Dataset excerpt
(begin)
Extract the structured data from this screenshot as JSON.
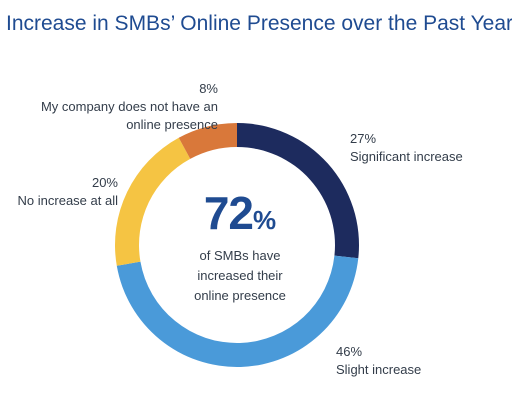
{
  "chart_data": {
    "type": "pie",
    "title": "Increase in SMBs’ Online Presence over the Past Year",
    "slices": [
      {
        "label": "Significant increase",
        "value": 27,
        "pct_label": "27%",
        "color": "#1d2b5e"
      },
      {
        "label": "Slight increase",
        "value": 46,
        "pct_label": "46%",
        "color": "#4a9ad9"
      },
      {
        "label": "No increase at all",
        "value": 20,
        "pct_label": "20%",
        "color": "#f5c443"
      },
      {
        "label_lines": [
          "My company does not have an",
          "online presence"
        ],
        "value": 8,
        "pct_label": "8%",
        "color": "#d9783a"
      }
    ],
    "center": {
      "value": "72",
      "unit": "%",
      "caption_lines": [
        "of SMBs have",
        "increased their",
        "online presence"
      ]
    }
  }
}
(end)
Every record gets retyped exactly; no picture goes into the copy.

§ Result
Extract the structured data from this screenshot as JSON.
{
  "chart_data": {
    "type": "pie",
    "title": "Increase in SMBs’ Online Presence over the Past Year",
    "slices": [
      {
        "label": "Significant increase",
        "value": 27,
        "pct_label": "27%",
        "color": "#1d2b5e"
      },
      {
        "label": "Slight increase",
        "value": 46,
        "pct_label": "46%",
        "color": "#4a9ad9"
      },
      {
        "label": "No increase at all",
        "value": 20,
        "pct_label": "20%",
        "color": "#f5c443"
      },
      {
        "label_lines": [
          "My company does not have an",
          "online presence"
        ],
        "value": 8,
        "pct_label": "8%",
        "color": "#d9783a"
      }
    ],
    "center": {
      "value": "72",
      "unit": "%",
      "caption_lines": [
        "of SMBs have",
        "increased their",
        "online presence"
      ]
    }
  }
}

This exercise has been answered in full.